- Excerpted text -
The last days I was busy trying to transform my Banana Pi into a small DVR solution to watch and record live TV via a DVB-T USB device. Unfortunately I had to realize, that this goal is much harder to achieve, than I thought in the beginning…
I bought a simple DVB-T stick based on the RTL2832U chipset a few month ago, which finally should get a productive purpose. Optimistic as I am, I just thought, a simple plugin of the device into the USB interface should be enough to get recognized by the system. What a huge mistake! I had to find out the hard way, that this device is not supported by the kernel version 3.4.90 which is shipped with the Banana Pi Arch Linux package. It is supported from kernel versions 3.6 and above.I tried hard, to find a working driver for that device on the web, but it seemed to be hopeless.In the end I decided to build the driver module for myself by patching the kernel configuration from the sources and cross compile the whole stuff for myself. A nice guide on how to build the kernel for the Banana Pi is found in the official documentation. As kernel version 3.6 introduced support for the mentioned device, I grabbed the RTL2832 sources from the appropriate Git branch, modified the necessary Makefiles and Kconfigs and after countless attempts on getting the whole stuff up and running, I finally built everything successfully. Thank god, there is Open Source!
A nice side effect of the complete rebuilding of the kernel is the fact, that I could build in some tweaks, that were missing in the official package. For example CONFIG_FHANDLE is not set in the official kernel of ArchLinux_For_BananaPi_v2.0 which results in weird problems with the auto mounting of hard disk drives.
However, when I successfully get the kernel and modules set up, dmesg finally shows the necessary information after plugging in the DVB-T device.

- Tasks to carry out -
1. List every problem or shortcoming the Banana Pi post reports running into while setting up the DVB-T device and kernel.
2. Carry on the Banana Pi post from its last sentence, keeping the same first-person voice.

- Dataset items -
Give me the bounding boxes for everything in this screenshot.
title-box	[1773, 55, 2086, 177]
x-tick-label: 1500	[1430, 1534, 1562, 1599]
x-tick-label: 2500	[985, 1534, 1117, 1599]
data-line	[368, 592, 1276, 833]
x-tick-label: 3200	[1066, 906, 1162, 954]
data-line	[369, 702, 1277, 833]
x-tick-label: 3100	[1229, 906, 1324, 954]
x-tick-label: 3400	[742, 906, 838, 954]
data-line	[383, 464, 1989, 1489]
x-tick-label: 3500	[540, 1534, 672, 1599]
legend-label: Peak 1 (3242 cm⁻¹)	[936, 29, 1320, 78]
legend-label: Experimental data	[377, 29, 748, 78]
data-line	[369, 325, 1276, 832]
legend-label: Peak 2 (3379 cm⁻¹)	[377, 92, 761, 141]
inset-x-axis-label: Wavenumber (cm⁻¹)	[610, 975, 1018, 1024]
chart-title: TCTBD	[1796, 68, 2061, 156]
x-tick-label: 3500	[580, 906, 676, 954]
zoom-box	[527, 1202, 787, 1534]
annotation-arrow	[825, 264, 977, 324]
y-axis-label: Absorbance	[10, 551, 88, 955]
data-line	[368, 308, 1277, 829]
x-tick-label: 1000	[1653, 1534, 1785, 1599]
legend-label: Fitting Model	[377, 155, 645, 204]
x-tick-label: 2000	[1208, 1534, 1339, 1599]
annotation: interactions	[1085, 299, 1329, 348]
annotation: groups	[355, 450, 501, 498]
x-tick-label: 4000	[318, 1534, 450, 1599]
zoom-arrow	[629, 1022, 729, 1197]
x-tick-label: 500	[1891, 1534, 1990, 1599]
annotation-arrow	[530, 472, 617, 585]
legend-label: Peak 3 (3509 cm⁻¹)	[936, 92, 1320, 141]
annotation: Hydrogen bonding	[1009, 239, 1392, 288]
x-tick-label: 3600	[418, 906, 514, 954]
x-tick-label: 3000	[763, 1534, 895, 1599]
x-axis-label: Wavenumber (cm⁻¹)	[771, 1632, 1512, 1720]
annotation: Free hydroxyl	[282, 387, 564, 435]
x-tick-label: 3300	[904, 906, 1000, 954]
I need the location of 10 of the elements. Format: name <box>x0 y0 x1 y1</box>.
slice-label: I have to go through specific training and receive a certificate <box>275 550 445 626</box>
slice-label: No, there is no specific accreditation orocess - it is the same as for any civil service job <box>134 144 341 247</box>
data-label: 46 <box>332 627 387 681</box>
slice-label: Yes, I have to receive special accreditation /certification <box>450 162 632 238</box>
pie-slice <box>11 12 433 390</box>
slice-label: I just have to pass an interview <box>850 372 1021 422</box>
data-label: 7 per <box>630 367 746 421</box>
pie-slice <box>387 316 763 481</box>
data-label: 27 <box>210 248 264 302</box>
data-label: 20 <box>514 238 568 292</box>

- Responses by task -
1.
- The DVB-T stick based on the RTL2832U chipset is not supported by kernel version 3.4.90, which is shipped with the Banana Pi Arch Linux package.
- No working driver for the device could be found on the web.
- It took countless attempts to get the driver and kernel build up and running.
- CONFIG_FHANDLE is not set in the official kernel of ArchLinux_For_BananaPi_v2.0, which causes problems with the auto mounting of hard disk drives.

2.
sudo modprobe dvb_usb_rtl2832 dmesg [ 53.317970] usbcore: registered new interface driver dvb_usb_rtl28xxu [ 72.647442] usb 1-1.4: new high-speed USB device number 4 using sw-ehci [ 72.932602] usb 1-1.4: New USB device found, idVendor=1f4d, idProduct=b803 [ 73.090371] usb 1-1.4: New USB device strings: Mfr=1, Product=2, SerialNumber=3 [ 73.217953] usb 1-1.4: Product: RTL2838UHIDIR [ 73.308671] usb 1-1.4: Manufacturer: Realtek [ 73.399379] usb 1-1.4: SerialNumber: 00000041 [ 73.546770] dvb-usb: found a 'G-Tek Electronics Group Lifeview LV5TDLX DVB-T' in warm state. [ 73.763096] dvb-usb: will pass the complete MPEG2 transport stream to the software demuxer. [ 73.950612] DVB: registering new adapter (G-Tek Electronics Group Lifeview LV5TDLX DVB-T) [ 74.124405] rtl28xxu: rtl2832u_frontend_attach: FC0012 tuner found [ 74.286475] DVB: registering adapter 0 frontend 0 (Realtek RTL2832 (DVB-T))... [ 74.353244] fc0012: Fitipower FC0012 successfully attached. [ 74.455845] Registered IR keymap rc-empty [ 74.618852] input: IR-receiver inside an USB DVB receiver as /devices/platform/sw-ehci.1/usb1/1-1/1-1.4/rc/rc0/input3 [ 74.851585] rc0: IR-receiver inside an USB DVB receiver as /devices/platform/sw-ehci.1/usb1/1-1/1-1.4/rc/rc0 [ 75.029730] dvb-usb: schedule remote query interval to 400 msecs. [ 75.217541] dvb-usb: G-Tek Electronics Group Lifeview LV5TDLX DVB-T successfully initialized and connected.
Finally this looks good, let’s go on with the much easier software part.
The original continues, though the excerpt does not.